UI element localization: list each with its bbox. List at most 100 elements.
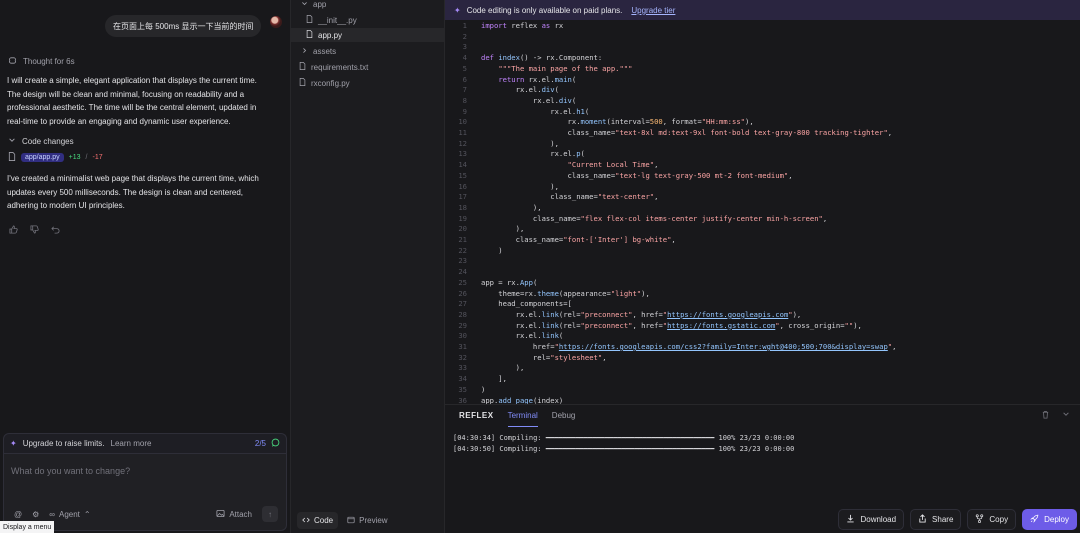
at-mention-icon[interactable]: @ bbox=[14, 510, 22, 519]
prompt-input-box[interactable]: What do you want to change? @ ⚙ ∞ Agent … bbox=[3, 453, 287, 531]
code-line[interactable]: 18 ), bbox=[445, 203, 1080, 214]
code-line[interactable]: 3 bbox=[445, 42, 1080, 53]
code-line[interactable]: 36 app.add_page(index) bbox=[445, 396, 1080, 405]
line-number: 4 bbox=[462, 53, 467, 63]
tree-item-rxconfig[interactable]: rxconfig.py bbox=[291, 76, 444, 90]
code-line[interactable]: 1 import reflex as rx bbox=[445, 21, 1080, 32]
tab-code[interactable]: Code bbox=[297, 512, 339, 529]
line-number: 7 bbox=[462, 85, 467, 95]
line-number: 10 bbox=[458, 117, 467, 127]
line-number: 34 bbox=[458, 374, 467, 384]
user-message: 在页面上每 500ms 显示一下当前的时间 bbox=[105, 15, 262, 37]
code-text: app = rx.App( bbox=[481, 277, 538, 287]
code-line[interactable]: 13 rx.el.p( bbox=[445, 149, 1080, 160]
assistant-summary: I've created a minimalist web page that … bbox=[7, 174, 259, 210]
code-line[interactable]: 19 class_name="flex flex-col items-cente… bbox=[445, 214, 1080, 225]
code-line[interactable]: 5 """The main page of the app.""" bbox=[445, 64, 1080, 75]
code-line[interactable]: 34 ], bbox=[445, 374, 1080, 385]
agent-label: Agent bbox=[59, 509, 80, 519]
code-text: class_name="font-['Inter'] bg-white", bbox=[481, 235, 676, 244]
line-number: 14 bbox=[458, 160, 467, 170]
copy-button[interactable]: Copy bbox=[967, 509, 1017, 530]
code-line[interactable]: 31 href="https://fonts.googleapis.com/cs… bbox=[445, 342, 1080, 353]
code-line[interactable]: 27 head_components=[ bbox=[445, 299, 1080, 310]
chevron-down-icon[interactable] bbox=[1062, 410, 1070, 421]
code-line[interactable]: 8 rx.el.div( bbox=[445, 96, 1080, 107]
code-line[interactable]: 12 ), bbox=[445, 139, 1080, 150]
chat-bubble-icon[interactable] bbox=[271, 438, 280, 449]
trash-icon[interactable] bbox=[1041, 410, 1050, 421]
code-line[interactable]: 17 class_name="text-center", bbox=[445, 192, 1080, 203]
code-line[interactable]: 11 class_name="text-8xl md:text-9xl font… bbox=[445, 128, 1080, 139]
thumbs-down-icon[interactable] bbox=[30, 225, 39, 236]
line-number: 3 bbox=[462, 42, 467, 52]
avatar[interactable] bbox=[270, 16, 282, 28]
code-line[interactable]: 30 rx.el.link( bbox=[445, 331, 1080, 342]
tree-item-app[interactable]: app bbox=[291, 0, 444, 11]
upgrade-text: Upgrade to raise limits. bbox=[22, 439, 105, 448]
code-text: rx.el.div( bbox=[481, 95, 577, 105]
thumbs-up-icon[interactable] bbox=[9, 225, 18, 236]
learn-more-link[interactable]: Learn more bbox=[111, 439, 152, 448]
code-text: theme=rx.theme(appearance="light"), bbox=[481, 288, 650, 298]
download-button[interactable]: Download bbox=[838, 509, 905, 530]
code-line[interactable]: 29 rx.el.link(rel="preconnect", href="ht… bbox=[445, 321, 1080, 332]
code-line[interactable]: 32 rel="stylesheet", bbox=[445, 353, 1080, 364]
thought-indicator[interactable]: Thought for 6s bbox=[8, 56, 75, 67]
code-line[interactable]: 20 ), bbox=[445, 224, 1080, 235]
code-line[interactable]: 22 ) bbox=[445, 246, 1080, 257]
code-changes-toggle[interactable]: Code changes bbox=[8, 136, 74, 146]
code-text: return rx.el.main( bbox=[498, 74, 577, 84]
code-text: ), bbox=[481, 202, 542, 212]
terminal-log-line: [04:30:34] Compiling: ━━━━━━━━━━━━━━━━━━… bbox=[453, 434, 795, 442]
share-button[interactable]: Share bbox=[910, 509, 962, 530]
upgrade-tier-link[interactable]: Upgrade tier bbox=[631, 6, 675, 15]
code-line[interactable]: 14 "Current Local Time", bbox=[445, 160, 1080, 171]
tree-item-requirements[interactable]: requirements.txt bbox=[291, 60, 444, 74]
tab-code-label: Code bbox=[314, 516, 334, 525]
code-line[interactable]: 4 def index() -> rx.Component: bbox=[445, 53, 1080, 64]
undo-icon[interactable] bbox=[51, 225, 60, 236]
code-line[interactable]: 7 rx.el.div( bbox=[445, 85, 1080, 96]
tab-terminal[interactable]: Terminal bbox=[507, 405, 538, 427]
code-text: ], bbox=[481, 374, 507, 384]
code-text: class_name="text-lg text-gray-500 mt-2 f… bbox=[481, 170, 793, 180]
tab-debug[interactable]: Debug bbox=[552, 405, 576, 427]
settings-icon[interactable]: ⚙ bbox=[32, 510, 39, 519]
changed-file-name[interactable]: app/app.py bbox=[21, 153, 64, 162]
code-text: ), bbox=[481, 224, 525, 234]
code-line[interactable]: 33 ), bbox=[445, 363, 1080, 374]
code-line[interactable]: 2 bbox=[445, 32, 1080, 43]
tree-item-init[interactable]: __init__.py bbox=[291, 13, 444, 27]
code-text: import reflex as rx bbox=[481, 21, 564, 30]
download-icon bbox=[846, 514, 855, 525]
send-button[interactable]: ↑ bbox=[262, 506, 278, 522]
agent-selector[interactable]: ∞ Agent ⌃ bbox=[49, 510, 90, 519]
changed-file-row[interactable]: app/app.py +13 / -17 bbox=[8, 152, 103, 163]
usage-count: 2/5 bbox=[254, 439, 266, 448]
code-line[interactable]: 24 bbox=[445, 267, 1080, 278]
attach-button[interactable]: Attach bbox=[216, 509, 252, 520]
code-line[interactable]: 23 bbox=[445, 256, 1080, 267]
sparkle-icon: ✦ bbox=[454, 5, 461, 15]
code-line[interactable]: 25 app = rx.App( bbox=[445, 278, 1080, 289]
code-line[interactable]: 26 theme=rx.theme(appearance="light"), bbox=[445, 289, 1080, 300]
arrow-up-icon: ↑ bbox=[268, 509, 272, 519]
code-line[interactable]: 10 rx.moment(interval=500, format="HH:mm… bbox=[445, 117, 1080, 128]
code-line[interactable]: 16 ), bbox=[445, 182, 1080, 193]
deploy-button[interactable]: Deploy bbox=[1022, 509, 1077, 530]
tab-preview[interactable]: Preview bbox=[342, 512, 392, 529]
code-line[interactable]: 35) bbox=[445, 385, 1080, 396]
code-line[interactable]: 15 class_name="text-lg text-gray-500 mt-… bbox=[445, 171, 1080, 182]
code-line[interactable]: 21 class_name="font-['Inter'] bg-white", bbox=[445, 235, 1080, 246]
line-number: 23 bbox=[458, 256, 467, 266]
tree-item-app-py[interactable]: app.py bbox=[291, 28, 444, 42]
tree-item-assets[interactable]: assets bbox=[291, 44, 444, 58]
prompt-input[interactable]: What do you want to change? bbox=[11, 466, 130, 476]
code-line[interactable]: 6 return rx.el.main( bbox=[445, 75, 1080, 86]
input-toolbar: @ ⚙ ∞ Agent ⌃ Attach ↑ bbox=[14, 506, 278, 522]
code-line[interactable]: 9 rx.el.h1( bbox=[445, 107, 1080, 118]
code-editor[interactable]: 1 import reflex as rx 2 3 4 def index() -> rx… bbox=[445, 21, 1080, 404]
code-line[interactable]: 28 rx.el.link(rel="preconnect", href="ht… bbox=[445, 310, 1080, 321]
line-number: 22 bbox=[458, 245, 467, 255]
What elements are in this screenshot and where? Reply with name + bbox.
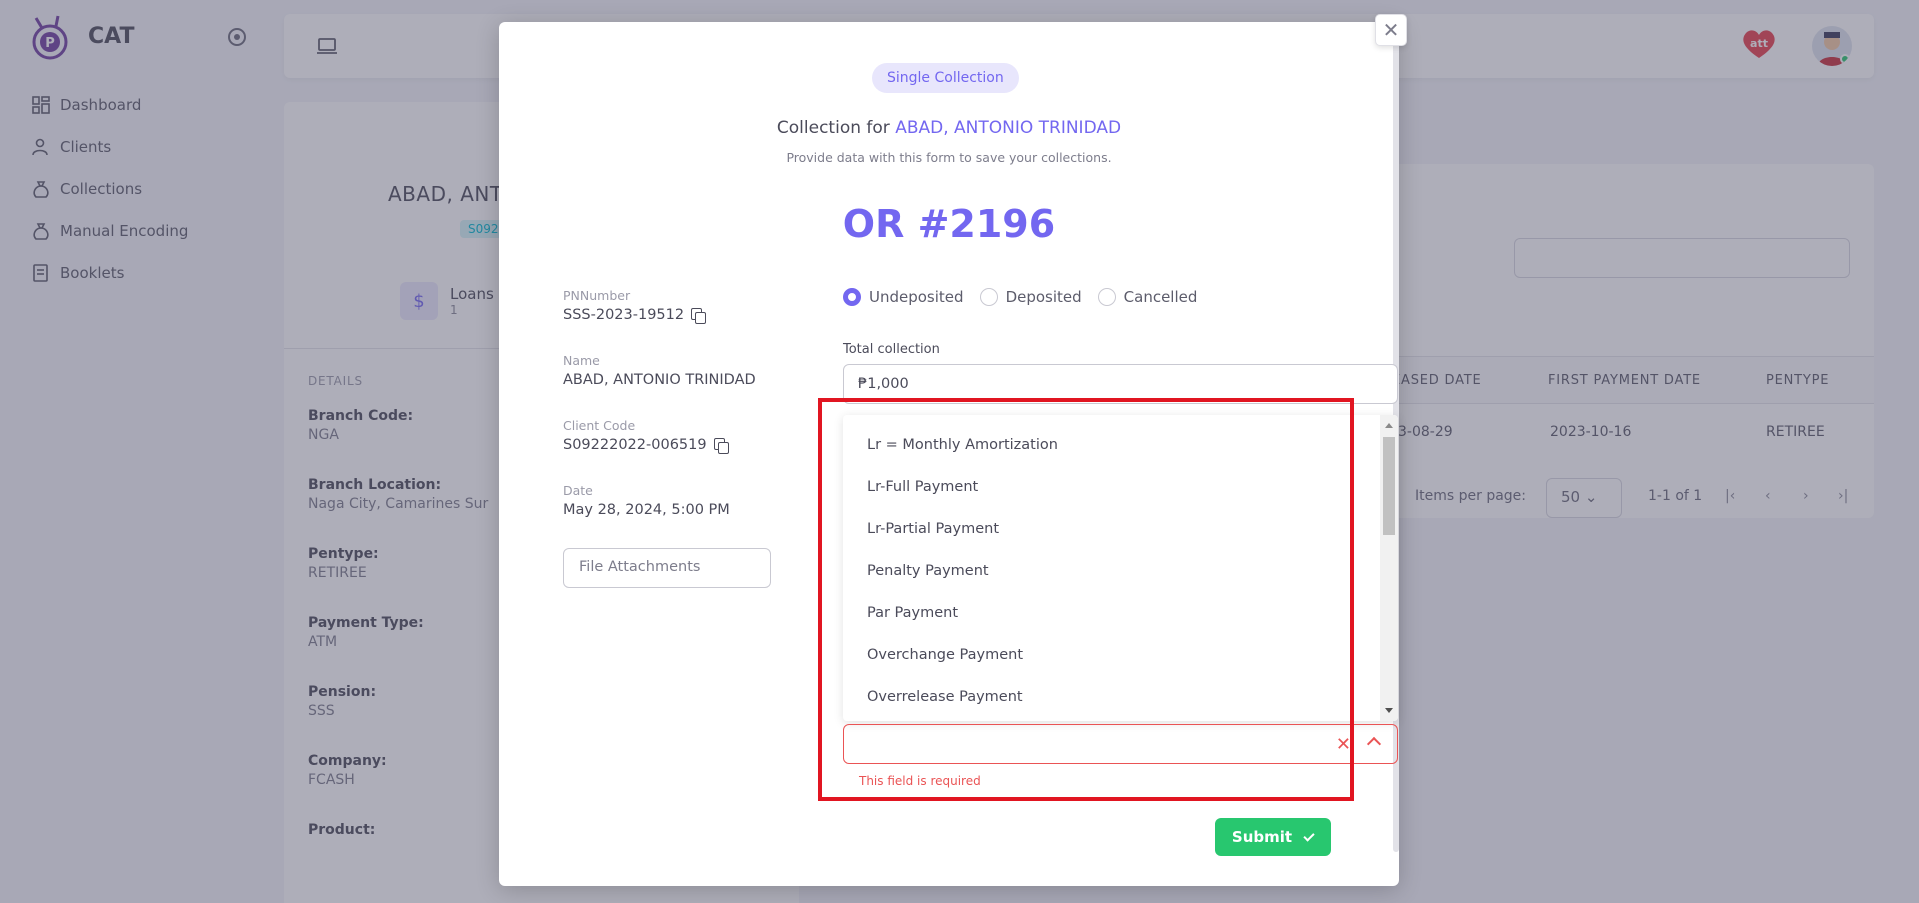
- dropdown-option[interactable]: Penalty Payment: [843, 550, 1398, 592]
- dropdown-option[interactable]: Overrelease Payment: [843, 676, 1398, 718]
- check-icon: [1303, 829, 1315, 842]
- modal-subtitle: Provide data with this form to save your…: [786, 150, 1112, 165]
- date-value: May 28, 2024, 5:00 PM: [563, 502, 730, 518]
- client-code-label: Client Code: [563, 418, 636, 433]
- modal-title-prefix: Collection for: [776, 118, 896, 138]
- scroll-thumb[interactable]: [1383, 437, 1395, 535]
- or-number: OR #2196: [842, 202, 1056, 246]
- close-icon[interactable]: ✕: [1375, 14, 1407, 46]
- dropdown-option[interactable]: Lr-Full Payment: [843, 466, 1398, 508]
- pn-number-value: SSS-2023-19512: [563, 307, 773, 324]
- payment-type-dropdown: Lr = Monthly Amortization Lr-Full Paymen…: [843, 415, 1398, 721]
- chevron-up-icon[interactable]: [1366, 736, 1382, 752]
- copy-icon[interactable]: [691, 308, 707, 324]
- dropdown-option[interactable]: Lr-Partial Payment: [843, 508, 1398, 550]
- modal-title: Collection for ABAD, ANTONIO TRINIDAD: [499, 118, 1399, 138]
- dropdown-option[interactable]: Par Payment: [843, 592, 1398, 634]
- copy-icon[interactable]: [713, 438, 729, 454]
- client-code-value: S09222022-006519: [563, 437, 773, 454]
- radio-label: Undeposited: [869, 288, 964, 306]
- single-collection-pill: Single Collection: [872, 63, 1019, 93]
- scroll-up-icon[interactable]: [1385, 423, 1393, 428]
- dropdown-scrollbar[interactable]: [1380, 415, 1398, 721]
- total-collection-label: Total collection: [843, 342, 940, 357]
- pn-number-label: PNNumber: [563, 288, 631, 303]
- radio-label: Deposited: [1005, 288, 1082, 306]
- radio-deposited[interactable]: Deposited: [979, 288, 1082, 306]
- status-radio-group: Undeposited Deposited Cancelled: [843, 288, 1213, 306]
- radio-unchecked-icon: [1097, 288, 1116, 306]
- total-collection-input[interactable]: [843, 364, 1398, 404]
- file-attachments-button[interactable]: File Attachments: [563, 548, 771, 588]
- name-label: Name: [563, 353, 600, 368]
- radio-checked-icon: [843, 288, 861, 306]
- payment-type-select[interactable]: ✕: [843, 724, 1398, 764]
- modal-title-client: ABAD, ANTONIO TRINIDAD: [895, 118, 1122, 138]
- submit-button[interactable]: Submit: [1215, 818, 1331, 856]
- date-label: Date: [563, 483, 593, 498]
- radio-undeposited[interactable]: Undeposited: [843, 288, 964, 306]
- clear-icon[interactable]: ✕: [1336, 734, 1351, 755]
- submit-label: Submit: [1231, 828, 1293, 846]
- client-code-text: S09222022-006519: [563, 437, 707, 453]
- dropdown-options: Lr = Monthly Amortization Lr-Full Paymen…: [843, 415, 1398, 718]
- radio-label: Cancelled: [1123, 288, 1198, 306]
- name-value: ABAD, ANTONIO TRINIDAD: [563, 372, 756, 388]
- loan-info: PNNumber SSS-2023-19512 Name ABAD, ANTON…: [563, 288, 773, 588]
- radio-unchecked-icon: [979, 288, 998, 306]
- collection-modal: Single Collection Collection for ABAD, A…: [499, 22, 1399, 886]
- pn-number-text: SSS-2023-19512: [563, 307, 685, 323]
- field-required-error: This field is required: [859, 774, 981, 788]
- scroll-down-icon[interactable]: [1385, 708, 1393, 713]
- dropdown-option[interactable]: Overchange Payment: [843, 634, 1398, 676]
- dropdown-option[interactable]: Lr = Monthly Amortization: [843, 424, 1398, 466]
- radio-cancelled[interactable]: Cancelled: [1097, 288, 1198, 306]
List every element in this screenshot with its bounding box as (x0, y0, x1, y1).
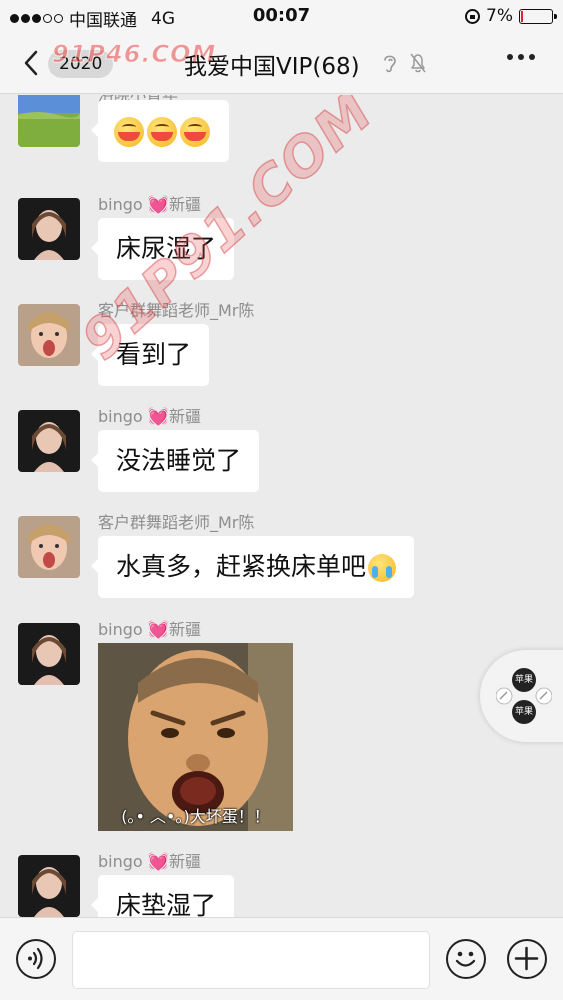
unread-badge[interactable]: 2020 (48, 50, 114, 78)
chat-title: 我爱中国VIP(68) (184, 54, 360, 80)
plus-icon (514, 946, 539, 971)
message-bubble[interactable] (91, 100, 229, 162)
ear-icon (384, 55, 396, 73)
avatar[interactable] (18, 516, 80, 578)
message-list[interactable]: 洛晓小青年 bingo 💓新疆 床尿湿了 客户群舞蹈老师_Mr陈 看到了 bin… (0, 95, 563, 917)
assistive-touch-button[interactable]: 苹果 苹果 (480, 650, 563, 742)
sender-name: bingo 💓新疆 (98, 195, 201, 215)
sender-name: 客户群舞蹈老师_Mr陈 (98, 513, 255, 532)
more-dots-icon (507, 54, 513, 60)
avatar[interactable] (18, 410, 80, 472)
emoji-icon (147, 117, 177, 147)
orientation-lock-icon (465, 8, 481, 24)
battery-percent: 7% (486, 6, 513, 26)
link-icon (496, 687, 552, 705)
sender-name: bingo 💓新疆 (98, 407, 201, 427)
chat-header: 2020 91P46.COM 我爱中国VIP(68) (0, 32, 563, 94)
battery-fill (521, 10, 523, 22)
chevron-left-icon (24, 50, 38, 76)
avatar[interactable] (18, 198, 80, 260)
bell-slash-icon (410, 53, 426, 73)
message-bubble[interactable]: 水真多，赶紧换床单吧 (90, 536, 415, 598)
crying-emoji-icon (368, 554, 397, 582)
message-bubble[interactable]: 没法睡觉了 (90, 430, 260, 492)
voice-button[interactable] (16, 939, 56, 979)
battery-icon (519, 8, 557, 24)
assistive-touch-inner: 苹果 苹果 (496, 668, 552, 724)
message-input[interactable] (72, 931, 430, 989)
more-actions-button[interactable] (507, 939, 547, 979)
avatar[interactable] (18, 623, 80, 685)
voice-icon (28, 947, 43, 970)
title-status-icons (380, 52, 428, 74)
emoji-icon (180, 117, 210, 147)
sender-name: bingo 💓新疆 (98, 852, 201, 872)
sender-name: bingo 💓新疆 (98, 620, 201, 640)
message-text: 水真多，赶紧换床单吧 (116, 552, 367, 581)
avatar[interactable] (18, 95, 80, 147)
sticker-caption: (｡• ︿•｡)大坏蛋！！ (121, 807, 270, 826)
back-button[interactable] (18, 48, 44, 78)
sender-name: 客户群舞蹈老师_Mr陈 (98, 301, 255, 320)
message-bubble[interactable]: 床垫湿了 (90, 875, 235, 917)
sticker-image[interactable]: (｡• ︿•｡)大坏蛋！！ (98, 643, 293, 831)
emoji-button[interactable] (446, 939, 486, 979)
avatar[interactable] (18, 855, 80, 917)
more-button[interactable] (507, 54, 535, 60)
input-bar (0, 917, 563, 1000)
status-right: 7% (465, 6, 557, 26)
message-bubble[interactable]: 床尿湿了 (90, 218, 235, 280)
avatar[interactable] (18, 304, 80, 366)
emoji-icon (114, 117, 144, 147)
status-bar: 中国联通 4G 00:07 7% (0, 0, 563, 32)
smiley-icon (455, 951, 476, 967)
message-bubble[interactable]: 看到了 (90, 324, 210, 386)
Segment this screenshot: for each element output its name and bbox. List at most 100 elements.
***
» Problem to work on: Print the entries from the line with "at-mention-icon[interactable]: @ bbox=[14, 510, 22, 519]" to the line with "code-text: app = rx.App( bbox=[481, 277, 538, 287]", both included, reproducing each line character for character.

» Exercise solution:
at-mention-icon[interactable]: @ bbox=[14, 510, 22, 519]
prompt-input-box[interactable]: What do you want to change? @ ⚙ ∞ Agent … bbox=[3, 453, 287, 531]
code-line[interactable]: 18 ), bbox=[445, 203, 1080, 214]
code-line[interactable]: 3 bbox=[445, 42, 1080, 53]
code-line[interactable]: 36 app.add_page(index) bbox=[445, 396, 1080, 405]
line-number: 4 bbox=[462, 53, 467, 63]
tree-item-rxconfig[interactable]: rxconfig.py bbox=[291, 76, 444, 90]
code-line[interactable]: 1 import reflex as rx bbox=[445, 21, 1080, 32]
tab-code[interactable]: Code bbox=[297, 512, 339, 529]
line-number: 7 bbox=[462, 85, 467, 95]
line-number: 10 bbox=[458, 117, 467, 127]
line-number: 34 bbox=[458, 374, 467, 384]
user-message: 在页面上每 500ms 显示一下当前的时间 bbox=[105, 15, 262, 37]
code-text: app = rx.App( bbox=[481, 277, 538, 287]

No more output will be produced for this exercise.